* [What needs to be done]:
Output an exact reproduction of the data.

* [Entries provided]:
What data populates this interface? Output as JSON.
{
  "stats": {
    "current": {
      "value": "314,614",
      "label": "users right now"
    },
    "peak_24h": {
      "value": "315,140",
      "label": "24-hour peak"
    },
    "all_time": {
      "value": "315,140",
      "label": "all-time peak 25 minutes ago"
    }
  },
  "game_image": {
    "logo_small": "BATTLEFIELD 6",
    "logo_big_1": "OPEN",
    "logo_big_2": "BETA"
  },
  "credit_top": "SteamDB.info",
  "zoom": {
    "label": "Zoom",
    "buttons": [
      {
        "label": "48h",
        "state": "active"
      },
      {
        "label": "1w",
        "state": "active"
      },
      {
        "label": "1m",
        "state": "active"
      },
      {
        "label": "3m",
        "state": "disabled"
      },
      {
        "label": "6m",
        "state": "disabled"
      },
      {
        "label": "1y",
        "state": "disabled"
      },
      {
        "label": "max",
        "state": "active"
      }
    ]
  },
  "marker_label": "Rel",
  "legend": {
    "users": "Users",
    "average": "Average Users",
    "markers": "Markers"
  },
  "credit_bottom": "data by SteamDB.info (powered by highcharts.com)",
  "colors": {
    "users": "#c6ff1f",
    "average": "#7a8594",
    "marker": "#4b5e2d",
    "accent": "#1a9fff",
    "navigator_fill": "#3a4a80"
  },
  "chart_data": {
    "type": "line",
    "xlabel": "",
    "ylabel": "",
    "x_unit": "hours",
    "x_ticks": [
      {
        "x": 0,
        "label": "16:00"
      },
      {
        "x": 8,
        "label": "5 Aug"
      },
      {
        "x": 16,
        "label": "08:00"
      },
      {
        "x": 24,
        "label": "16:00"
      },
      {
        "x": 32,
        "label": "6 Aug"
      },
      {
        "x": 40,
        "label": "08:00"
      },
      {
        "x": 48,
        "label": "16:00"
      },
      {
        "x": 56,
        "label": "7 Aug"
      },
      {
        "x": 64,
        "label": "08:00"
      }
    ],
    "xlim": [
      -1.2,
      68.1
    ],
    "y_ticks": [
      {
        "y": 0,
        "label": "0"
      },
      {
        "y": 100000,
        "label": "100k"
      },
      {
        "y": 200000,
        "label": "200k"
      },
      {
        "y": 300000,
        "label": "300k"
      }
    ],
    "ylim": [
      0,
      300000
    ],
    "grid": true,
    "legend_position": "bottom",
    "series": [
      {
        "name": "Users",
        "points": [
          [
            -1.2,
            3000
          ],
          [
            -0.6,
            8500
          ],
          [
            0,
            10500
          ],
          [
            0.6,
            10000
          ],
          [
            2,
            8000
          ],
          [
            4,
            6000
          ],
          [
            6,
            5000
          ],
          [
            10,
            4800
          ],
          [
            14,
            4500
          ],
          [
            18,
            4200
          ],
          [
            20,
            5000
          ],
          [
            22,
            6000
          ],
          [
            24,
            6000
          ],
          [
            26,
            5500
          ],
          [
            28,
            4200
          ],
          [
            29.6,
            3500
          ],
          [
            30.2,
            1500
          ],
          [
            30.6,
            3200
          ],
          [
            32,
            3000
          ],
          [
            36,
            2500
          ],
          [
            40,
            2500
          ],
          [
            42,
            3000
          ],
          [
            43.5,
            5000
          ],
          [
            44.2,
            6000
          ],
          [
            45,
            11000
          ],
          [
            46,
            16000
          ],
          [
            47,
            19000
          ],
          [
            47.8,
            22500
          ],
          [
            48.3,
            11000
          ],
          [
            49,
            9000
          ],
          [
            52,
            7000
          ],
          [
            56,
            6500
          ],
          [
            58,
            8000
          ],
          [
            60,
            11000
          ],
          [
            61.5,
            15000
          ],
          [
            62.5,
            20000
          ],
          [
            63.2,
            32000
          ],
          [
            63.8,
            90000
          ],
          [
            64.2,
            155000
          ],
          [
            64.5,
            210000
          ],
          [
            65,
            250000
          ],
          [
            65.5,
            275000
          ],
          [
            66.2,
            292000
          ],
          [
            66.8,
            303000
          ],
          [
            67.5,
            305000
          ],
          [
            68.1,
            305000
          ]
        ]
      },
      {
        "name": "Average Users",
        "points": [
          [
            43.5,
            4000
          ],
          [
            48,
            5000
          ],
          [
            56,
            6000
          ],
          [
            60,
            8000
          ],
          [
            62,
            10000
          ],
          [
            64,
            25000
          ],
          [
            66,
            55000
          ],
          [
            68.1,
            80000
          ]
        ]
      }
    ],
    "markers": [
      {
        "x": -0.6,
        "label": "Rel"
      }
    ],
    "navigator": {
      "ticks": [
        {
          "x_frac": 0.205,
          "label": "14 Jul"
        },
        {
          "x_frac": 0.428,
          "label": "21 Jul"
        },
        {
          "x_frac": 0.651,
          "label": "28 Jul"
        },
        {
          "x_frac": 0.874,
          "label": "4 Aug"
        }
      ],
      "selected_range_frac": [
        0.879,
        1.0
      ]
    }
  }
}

* [The result]:
What data populates this interface? Output as JSON.
{
  "stats": {
    "current": {
      "value": "314,614",
      "label": "users right now"
    },
    "peak_24h": {
      "value": "315,140",
      "label": "24-hour peak"
    },
    "all_time": {
      "value": "315,140",
      "label": "all-time peak 25 minutes ago"
    }
  },
  "game_image": {
    "logo_small": "BATTLEFIELD 6",
    "logo_big_1": "OPEN",
    "logo_big_2": "BETA"
  },
  "credit_top": "SteamDB.info",
  "zoom": {
    "label": "Zoom",
    "buttons": [
      {
        "label": "48h",
        "state": "active"
      },
      {
        "label": "1w",
        "state": "active"
      },
      {
        "label": "1m",
        "state": "active"
      },
      {
        "label": "3m",
        "state": "disabled"
      },
      {
        "label": "6m",
        "state": "disabled"
      },
      {
        "label": "1y",
        "state": "disabled"
      },
      {
        "label": "max",
        "state": "active"
      }
    ]
  },
  "marker_label": "Rel",
  "legend": {
    "users": "Users",
    "average": "Average Users",
    "markers": "Markers"
  },
  "credit_bottom": "data by SteamDB.info (powered by highcharts.com)",
  "colors": {
    "users": "#c6ff1f",
    "average": "#7a8594",
    "marker": "#4b5e2d",
    "accent": "#1a9fff",
    "navigator_fill": "#3a4a80"
  },
  "chart_data": {
    "type": "line",
    "xlabel": "",
    "ylabel": "",
    "x_unit": "hours",
    "x_ticks": [
      {
        "x": 0,
        "label": "16:00"
      },
      {
        "x": 8,
        "label": "5 Aug"
      },
      {
        "x": 16,
        "label": "08:00"
      },
      {
        "x": 24,
        "label": "16:00"
      },
      {
        "x": 32,
        "label": "6 Aug"
      },
      {
        "x": 40,
        "label": "08:00"
      },
      {
        "x": 48,
        "label": "16:00"
      },
      {
        "x": 56,
        "label": "7 Aug"
      },
      {
        "x": 64,
        "label": "08:00"
      }
    ],
    "xlim": [
      -1.2,
      68.1
    ],
    "y_ticks": [
      {
        "y": 0,
        "label": "0"
      },
      {
        "y": 100000,
        "label": "100k"
      },
      {
        "y": 200000,
        "label": "200k"
      },
      {
        "y": 300000,
        "label": "300k"
      }
    ],
    "ylim": [
      0,
      300000
    ],
    "grid": true,
    "legend_position": "bottom",
    "series": [
      {
        "name": "Users",
        "points": [
          [
            -1.2,
            3000
          ],
          [
            -0.6,
            8500
          ],
          [
            0,
            10500
          ],
          [
            0.6,
            10000
          ],
          [
            2,
            8000
          ],
          [
            4,
            6000
          ],
          [
            6,
            5000
          ],
          [
            10,
            4800
          ],
          [
            14,
            4500
          ],
          [
            18,
            4200
          ],
          [
            20,
            5000
          ],
          [
            22,
            6000
          ],
          [
            24,
            6000
          ],
          [
            26,
            5500
          ],
          [
            28,
            4200
          ],
          [
            29.6,
            3500
          ],
          [
            30.2,
            1500
          ],
          [
            30.6,
            3200
          ],
          [
            32,
            3000
          ],
          [
            36,
            2500
          ],
          [
            40,
            2500
          ],
          [
            42,
            3000
          ],
          [
            43.5,
            5000
          ],
          [
            44.2,
            6000
          ],
          [
            45,
            11000
          ],
          [
            46,
            16000
          ],
          [
            47,
            19000
          ],
          [
            47.8,
            22500
          ],
          [
            48.3,
            11000
          ],
          [
            49,
            9000
          ],
          [
            52,
            7000
          ],
          [
            56,
            6500
          ],
          [
            58,
            8000
          ],
          [
            60,
            11000
          ],
          [
            61.5,
            15000
          ],
          [
            62.5,
            20000
          ],
          [
            63.2,
            32000
          ],
          [
            63.8,
            90000
          ],
          [
            64.2,
            155000
          ],
          [
            64.5,
            210000
          ],
          [
            65,
            250000
          ],
          [
            65.5,
            275000
          ],
          [
            66.2,
            292000
          ],
          [
            66.8,
            303000
          ],
          [
            67.5,
            305000
          ],
          [
            68.1,
            305000
          ]
        ]
      },
      {
        "name": "Average Users",
        "points": [
          [
            43.5,
            4000
          ],
          [
            48,
            5000
          ],
          [
            56,
            6000
          ],
          [
            60,
            8000
          ],
          [
            62,
            10000
          ],
          [
            64,
            25000
          ],
          [
            66,
            55000
          ],
          [
            68.1,
            80000
          ]
        ]
      }
    ],
    "markers": [
      {
        "x": -0.6,
        "label": "Rel"
      }
    ],
    "navigator": {
      "ticks": [
        {
          "x_frac": 0.205,
          "label": "14 Jul"
        },
        {
          "x_frac": 0.428,
          "label": "21 Jul"
        },
        {
          "x_frac": 0.651,
          "label": "28 Jul"
        },
        {
          "x_frac": 0.874,
          "label": "4 Aug"
        }
      ],
      "selected_range_frac": [
        0.879,
        1.0
      ]
    }
  }
}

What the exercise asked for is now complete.